> [Excerpt provided]
....................
After almost 30 years of not being in Paris, I unexpectedly jetted off to Paris two weeks ago.
I didn’t share a ton about this unexpected trip until I was packing to go, so a lot of friends asked me the understandable question: “WTF? How and why are you going to Paris all the sudden?” I have tons of photos and details to share with you about my trip, but first, let’s just get the why out of the way.

1993
Three decades ago, I spent my junior year of college studying in Paris. I was 19. It was a major growing up year for me, not at all the idyllic dream I’d imagined a year in France would be. But I learned so much, and I got to experience some wonderful things along with the hard ones. In recent times, I’ve been trying to write down my memories from that year, and I wished I could go back and walk the neighborhoods where I’d lived and gone to school, to help boost my memory. I’d gone back for a week in 1998, with Erik, but I really felt I needed to spend time there alone to bring it all back. Someday, I kept telling myself.
Then, on Sunday Feb. 5, I had a phone call with my college freshman daughter, known here as Nutmeg.
Nutmeg was scheduled to fly to London for her spring break, to hang out with some English friends. Break was coming up in just over a month, and she had a question for me: Where should I go on my trip besides London?
We talked about the usual potential train trips from London, like Stratford-Upon-Avon, Liverpool, etc. We’d already taken a family trip to Bath and Stonehenge and she didn’t feel like revisiting those just now.
“Or,” I said casually, “You could always take the chunnel to Paris.”
She was surprised when I informed her that it only took a couple hours to get to Paris from London — shorter than other potential journeys within the UK that she’d thought about, like Scotland.
Then something happened that parents of college students dream of. I didn’t even know that this was a real thing that could happen to someone, much less happen to me.
My daughter suggested I meet her in Paris.
After all, we’d been talking about going to France together ever since she started taking French in middle school.
I stammered. This was not something I’d contemplated, at all. I told her I’d have to check to see if my passport was still valid, and check my schedule, and look for affordable flights. We hung up, and I dove for the box where I keep my passport.
It had six months before it expired.
I checked my calendar.
I would miss a Girl Scout event or two, but I could delegate chaperoning those to other parent volunteers, hopefully. I didn’t have any work deadlines during the week we were looking at.
I told myself not to get too excited. There would probably be no flights available for miles at this late date, and I wasn’t about to shell out cash for a last-minute ticket.
But when I got online, I saw that there were some pretty reasonable award flights available on American Airlines. And I had enough miles for them.
....................
> [Stored data]
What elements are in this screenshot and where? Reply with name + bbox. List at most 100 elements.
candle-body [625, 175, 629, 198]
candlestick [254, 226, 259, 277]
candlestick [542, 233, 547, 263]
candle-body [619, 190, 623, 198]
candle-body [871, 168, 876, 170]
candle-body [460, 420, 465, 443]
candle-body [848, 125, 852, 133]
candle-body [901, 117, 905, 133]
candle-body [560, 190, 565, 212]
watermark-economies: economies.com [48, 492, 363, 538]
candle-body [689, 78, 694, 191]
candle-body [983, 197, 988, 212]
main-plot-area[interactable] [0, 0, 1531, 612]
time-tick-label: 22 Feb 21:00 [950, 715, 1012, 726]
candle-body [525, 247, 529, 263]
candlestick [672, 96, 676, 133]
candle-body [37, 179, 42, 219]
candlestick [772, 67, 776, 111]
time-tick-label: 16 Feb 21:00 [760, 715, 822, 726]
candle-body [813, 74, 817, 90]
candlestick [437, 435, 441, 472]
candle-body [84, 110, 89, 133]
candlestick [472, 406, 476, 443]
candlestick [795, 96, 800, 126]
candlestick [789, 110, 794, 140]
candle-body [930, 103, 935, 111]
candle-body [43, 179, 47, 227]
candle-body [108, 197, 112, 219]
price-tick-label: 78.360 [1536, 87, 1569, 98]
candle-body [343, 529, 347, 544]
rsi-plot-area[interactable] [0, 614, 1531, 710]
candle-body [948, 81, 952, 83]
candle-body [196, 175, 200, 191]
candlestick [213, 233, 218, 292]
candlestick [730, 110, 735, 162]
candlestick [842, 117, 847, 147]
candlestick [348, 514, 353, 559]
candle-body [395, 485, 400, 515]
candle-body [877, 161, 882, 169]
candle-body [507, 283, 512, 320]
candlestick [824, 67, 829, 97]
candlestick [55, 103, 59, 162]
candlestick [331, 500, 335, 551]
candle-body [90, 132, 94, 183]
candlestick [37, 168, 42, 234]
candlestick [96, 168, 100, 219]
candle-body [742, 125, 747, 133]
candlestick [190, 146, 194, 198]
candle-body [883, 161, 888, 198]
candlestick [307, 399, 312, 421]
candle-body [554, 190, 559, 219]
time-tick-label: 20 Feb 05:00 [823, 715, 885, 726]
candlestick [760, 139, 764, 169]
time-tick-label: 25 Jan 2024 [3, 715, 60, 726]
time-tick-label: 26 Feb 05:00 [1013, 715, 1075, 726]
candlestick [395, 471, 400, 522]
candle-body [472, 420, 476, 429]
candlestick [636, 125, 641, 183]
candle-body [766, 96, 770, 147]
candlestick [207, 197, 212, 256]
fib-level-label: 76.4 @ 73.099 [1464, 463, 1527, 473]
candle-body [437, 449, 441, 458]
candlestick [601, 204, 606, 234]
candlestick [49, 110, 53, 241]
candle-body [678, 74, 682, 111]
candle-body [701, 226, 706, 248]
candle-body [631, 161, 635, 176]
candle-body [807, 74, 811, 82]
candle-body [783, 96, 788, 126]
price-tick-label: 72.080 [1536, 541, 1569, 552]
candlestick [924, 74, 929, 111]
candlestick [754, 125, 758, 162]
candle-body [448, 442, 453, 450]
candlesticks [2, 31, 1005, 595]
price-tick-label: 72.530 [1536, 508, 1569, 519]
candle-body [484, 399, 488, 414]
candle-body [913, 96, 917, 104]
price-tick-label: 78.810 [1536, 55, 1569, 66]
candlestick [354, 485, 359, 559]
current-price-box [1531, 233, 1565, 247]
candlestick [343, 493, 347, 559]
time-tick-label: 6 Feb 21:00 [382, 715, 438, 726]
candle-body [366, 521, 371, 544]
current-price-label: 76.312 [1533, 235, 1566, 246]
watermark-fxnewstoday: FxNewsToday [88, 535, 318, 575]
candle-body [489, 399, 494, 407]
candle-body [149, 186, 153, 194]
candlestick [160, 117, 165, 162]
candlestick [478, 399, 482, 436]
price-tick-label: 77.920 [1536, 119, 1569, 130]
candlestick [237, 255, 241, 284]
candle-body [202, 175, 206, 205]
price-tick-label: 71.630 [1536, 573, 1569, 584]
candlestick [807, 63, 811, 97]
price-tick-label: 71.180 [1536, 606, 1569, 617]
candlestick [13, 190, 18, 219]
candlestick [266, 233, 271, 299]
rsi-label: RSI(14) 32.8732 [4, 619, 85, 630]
....................
> [What the task requires] Can you copy, word for word, the part of the Paris trip account that starts at "After all, we’d" and stops after "checked my calendar."?

> [Expected output]
After all, we’d been talking about going to France together ever since she started taking French in middle school.
I stammered. This was not something I’d contemplated, at all. I told her I’d have to check to see if my passport was still valid, and check my schedule, and look for affordable flights. We hung up, and I dove for the box where I keep my passport.
It had six months before it expired.
I checked my calendar.